▶ OBJECTIVE: Can you reproduce verbatim the rows from the first line through the line containing "width-dimension-jsd-6: 237 cm", including both of those lines and no others?

------ EXERCISE DATA

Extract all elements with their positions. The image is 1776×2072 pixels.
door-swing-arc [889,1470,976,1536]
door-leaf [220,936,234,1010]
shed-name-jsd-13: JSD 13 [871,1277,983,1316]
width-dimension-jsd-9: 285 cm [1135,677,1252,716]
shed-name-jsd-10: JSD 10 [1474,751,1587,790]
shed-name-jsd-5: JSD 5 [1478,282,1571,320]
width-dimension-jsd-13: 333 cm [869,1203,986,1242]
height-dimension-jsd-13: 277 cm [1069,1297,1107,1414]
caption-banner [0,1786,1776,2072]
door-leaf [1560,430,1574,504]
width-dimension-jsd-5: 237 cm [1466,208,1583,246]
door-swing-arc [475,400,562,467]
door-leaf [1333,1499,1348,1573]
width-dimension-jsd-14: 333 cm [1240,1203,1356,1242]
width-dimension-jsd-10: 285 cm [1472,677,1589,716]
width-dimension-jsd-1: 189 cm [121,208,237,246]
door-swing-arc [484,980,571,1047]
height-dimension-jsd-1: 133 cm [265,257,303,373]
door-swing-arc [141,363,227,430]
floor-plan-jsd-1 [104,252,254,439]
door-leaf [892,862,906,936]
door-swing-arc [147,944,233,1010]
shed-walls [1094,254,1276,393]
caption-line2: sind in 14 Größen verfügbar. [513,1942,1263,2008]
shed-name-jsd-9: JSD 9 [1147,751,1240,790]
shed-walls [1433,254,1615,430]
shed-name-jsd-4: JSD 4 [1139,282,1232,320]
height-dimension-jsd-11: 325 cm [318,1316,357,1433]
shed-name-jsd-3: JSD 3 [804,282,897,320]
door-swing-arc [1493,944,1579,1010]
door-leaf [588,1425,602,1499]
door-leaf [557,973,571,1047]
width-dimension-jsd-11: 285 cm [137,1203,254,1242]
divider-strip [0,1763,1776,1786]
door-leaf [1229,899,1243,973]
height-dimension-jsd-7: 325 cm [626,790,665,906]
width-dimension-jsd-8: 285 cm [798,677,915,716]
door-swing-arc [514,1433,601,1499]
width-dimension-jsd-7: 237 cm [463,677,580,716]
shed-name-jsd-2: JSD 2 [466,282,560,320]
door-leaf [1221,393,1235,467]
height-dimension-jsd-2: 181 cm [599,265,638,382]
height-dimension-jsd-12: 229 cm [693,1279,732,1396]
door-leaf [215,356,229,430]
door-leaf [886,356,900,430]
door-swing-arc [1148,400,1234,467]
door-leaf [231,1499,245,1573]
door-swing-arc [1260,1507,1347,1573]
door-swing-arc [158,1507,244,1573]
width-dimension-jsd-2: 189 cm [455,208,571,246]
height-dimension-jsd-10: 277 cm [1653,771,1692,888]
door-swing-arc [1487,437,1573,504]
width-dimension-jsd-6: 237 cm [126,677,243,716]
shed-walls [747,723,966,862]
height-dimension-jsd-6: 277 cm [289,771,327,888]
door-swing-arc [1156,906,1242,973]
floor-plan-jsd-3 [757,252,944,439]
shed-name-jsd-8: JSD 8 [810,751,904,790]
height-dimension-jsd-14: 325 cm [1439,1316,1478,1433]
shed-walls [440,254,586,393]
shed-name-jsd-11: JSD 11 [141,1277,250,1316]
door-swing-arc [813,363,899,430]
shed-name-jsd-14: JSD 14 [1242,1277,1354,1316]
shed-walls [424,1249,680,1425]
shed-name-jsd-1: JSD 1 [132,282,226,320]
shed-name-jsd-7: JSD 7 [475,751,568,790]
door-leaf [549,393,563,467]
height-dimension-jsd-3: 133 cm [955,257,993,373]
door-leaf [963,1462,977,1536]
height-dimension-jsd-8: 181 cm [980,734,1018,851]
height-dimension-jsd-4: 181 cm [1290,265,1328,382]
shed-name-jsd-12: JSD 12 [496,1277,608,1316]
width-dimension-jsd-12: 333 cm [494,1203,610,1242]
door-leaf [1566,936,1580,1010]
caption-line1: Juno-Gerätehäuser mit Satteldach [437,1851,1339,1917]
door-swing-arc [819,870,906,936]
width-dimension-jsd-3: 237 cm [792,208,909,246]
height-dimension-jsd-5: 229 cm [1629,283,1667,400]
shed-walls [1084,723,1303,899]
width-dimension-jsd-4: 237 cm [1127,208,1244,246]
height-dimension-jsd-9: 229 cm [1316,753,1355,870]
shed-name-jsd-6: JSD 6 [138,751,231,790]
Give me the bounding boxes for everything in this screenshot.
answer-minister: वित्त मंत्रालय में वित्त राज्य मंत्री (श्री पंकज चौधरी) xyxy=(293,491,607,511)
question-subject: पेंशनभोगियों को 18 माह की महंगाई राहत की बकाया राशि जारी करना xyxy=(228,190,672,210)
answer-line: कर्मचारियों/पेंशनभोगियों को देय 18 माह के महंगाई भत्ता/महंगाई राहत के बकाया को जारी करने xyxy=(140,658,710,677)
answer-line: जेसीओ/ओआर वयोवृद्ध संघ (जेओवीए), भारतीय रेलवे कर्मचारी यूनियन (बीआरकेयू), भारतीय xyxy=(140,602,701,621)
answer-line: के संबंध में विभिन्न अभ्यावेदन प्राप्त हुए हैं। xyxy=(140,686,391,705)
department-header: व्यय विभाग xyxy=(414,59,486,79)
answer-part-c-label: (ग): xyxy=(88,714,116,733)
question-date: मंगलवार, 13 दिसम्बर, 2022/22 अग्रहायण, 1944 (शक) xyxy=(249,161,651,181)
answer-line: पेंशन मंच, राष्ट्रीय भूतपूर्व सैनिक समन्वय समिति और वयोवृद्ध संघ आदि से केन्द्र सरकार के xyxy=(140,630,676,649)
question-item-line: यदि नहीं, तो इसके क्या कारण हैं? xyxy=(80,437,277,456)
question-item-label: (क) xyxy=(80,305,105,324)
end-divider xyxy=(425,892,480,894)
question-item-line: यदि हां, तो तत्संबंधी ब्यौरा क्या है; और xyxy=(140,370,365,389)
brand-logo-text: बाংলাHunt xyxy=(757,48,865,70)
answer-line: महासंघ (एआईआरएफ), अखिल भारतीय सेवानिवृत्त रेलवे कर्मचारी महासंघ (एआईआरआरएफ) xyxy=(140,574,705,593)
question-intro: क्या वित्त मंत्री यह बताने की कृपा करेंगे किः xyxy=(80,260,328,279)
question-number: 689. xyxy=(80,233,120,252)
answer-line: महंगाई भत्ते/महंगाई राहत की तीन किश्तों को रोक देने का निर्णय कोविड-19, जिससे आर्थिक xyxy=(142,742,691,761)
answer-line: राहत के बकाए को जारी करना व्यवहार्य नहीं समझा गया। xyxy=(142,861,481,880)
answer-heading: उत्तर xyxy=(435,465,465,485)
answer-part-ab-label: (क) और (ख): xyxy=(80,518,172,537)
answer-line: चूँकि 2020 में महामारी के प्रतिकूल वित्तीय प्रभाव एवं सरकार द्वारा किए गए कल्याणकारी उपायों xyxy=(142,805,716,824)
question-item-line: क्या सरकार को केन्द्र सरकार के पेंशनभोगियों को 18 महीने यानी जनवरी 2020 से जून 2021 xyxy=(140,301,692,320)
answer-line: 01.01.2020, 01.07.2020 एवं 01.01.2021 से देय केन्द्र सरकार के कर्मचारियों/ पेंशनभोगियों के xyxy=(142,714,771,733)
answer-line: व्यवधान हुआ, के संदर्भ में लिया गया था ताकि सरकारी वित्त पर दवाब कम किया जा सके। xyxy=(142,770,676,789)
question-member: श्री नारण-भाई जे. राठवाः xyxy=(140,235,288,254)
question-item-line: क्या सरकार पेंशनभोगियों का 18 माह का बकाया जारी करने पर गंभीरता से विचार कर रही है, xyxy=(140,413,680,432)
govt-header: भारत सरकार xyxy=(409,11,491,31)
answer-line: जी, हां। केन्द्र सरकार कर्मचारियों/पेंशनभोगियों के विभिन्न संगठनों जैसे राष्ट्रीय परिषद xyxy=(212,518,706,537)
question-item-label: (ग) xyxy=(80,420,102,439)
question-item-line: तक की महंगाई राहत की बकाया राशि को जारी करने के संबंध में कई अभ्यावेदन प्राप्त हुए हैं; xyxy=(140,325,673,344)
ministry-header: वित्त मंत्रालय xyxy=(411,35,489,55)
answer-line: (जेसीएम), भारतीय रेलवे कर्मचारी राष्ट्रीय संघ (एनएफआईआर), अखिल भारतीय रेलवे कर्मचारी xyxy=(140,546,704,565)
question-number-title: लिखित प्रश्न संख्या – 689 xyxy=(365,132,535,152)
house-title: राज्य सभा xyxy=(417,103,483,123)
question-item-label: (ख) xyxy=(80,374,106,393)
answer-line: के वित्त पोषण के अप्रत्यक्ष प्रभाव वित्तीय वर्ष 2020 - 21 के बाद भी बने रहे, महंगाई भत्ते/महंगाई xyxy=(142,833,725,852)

------------

▶ RESPONSE:
Extract all elements with their positions. The image is 1776×2072 pixels.
door-swing-arc [889,1470,976,1536]
door-leaf [220,936,234,1010]
shed-name-jsd-13: JSD 13 [871,1277,983,1316]
width-dimension-jsd-9: 285 cm [1135,677,1252,716]
shed-name-jsd-10: JSD 10 [1474,751,1587,790]
shed-name-jsd-5: JSD 5 [1478,282,1571,320]
width-dimension-jsd-13: 333 cm [869,1203,986,1242]
height-dimension-jsd-13: 277 cm [1069,1297,1107,1414]
caption-banner [0,1786,1776,2072]
door-leaf [1560,430,1574,504]
width-dimension-jsd-5: 237 cm [1466,208,1583,246]
door-swing-arc [475,400,562,467]
door-leaf [1333,1499,1348,1573]
width-dimension-jsd-14: 333 cm [1240,1203,1356,1242]
width-dimension-jsd-10: 285 cm [1472,677,1589,716]
width-dimension-jsd-1: 189 cm [121,208,237,246]
door-swing-arc [484,980,571,1047]
height-dimension-jsd-1: 133 cm [265,257,303,373]
door-swing-arc [141,363,227,430]
floor-plan-jsd-1 [104,252,254,439]
door-leaf [892,862,906,936]
door-swing-arc [147,944,233,1010]
shed-walls [1094,254,1276,393]
caption-line2: sind in 14 Größen verfügbar. [513,1942,1263,2008]
shed-name-jsd-9: JSD 9 [1147,751,1240,790]
shed-walls [1433,254,1615,430]
shed-name-jsd-4: JSD 4 [1139,282,1232,320]
height-dimension-jsd-11: 325 cm [318,1316,357,1433]
shed-name-jsd-3: JSD 3 [804,282,897,320]
door-swing-arc [1493,944,1579,1010]
door-leaf [588,1425,602,1499]
door-leaf [557,973,571,1047]
width-dimension-jsd-11: 285 cm [137,1203,254,1242]
divider-strip [0,1763,1776,1786]
door-leaf [1229,899,1243,973]
height-dimension-jsd-7: 325 cm [626,790,665,906]
width-dimension-jsd-8: 285 cm [798,677,915,716]
door-swing-arc [514,1433,601,1499]
width-dimension-jsd-7: 237 cm [463,677,580,716]
shed-name-jsd-2: JSD 2 [466,282,560,320]
door-leaf [1221,393,1235,467]
height-dimension-jsd-2: 181 cm [599,265,638,382]
height-dimension-jsd-12: 229 cm [693,1279,732,1396]
door-leaf [215,356,229,430]
door-leaf [886,356,900,430]
door-swing-arc [1148,400,1234,467]
door-leaf [231,1499,245,1573]
door-swing-arc [1260,1507,1347,1573]
door-swing-arc [158,1507,244,1573]
width-dimension-jsd-2: 189 cm [455,208,571,246]
height-dimension-jsd-10: 277 cm [1653,771,1692,888]
door-swing-arc [1487,437,1573,504]
width-dimension-jsd-6: 237 cm [126,677,243,716]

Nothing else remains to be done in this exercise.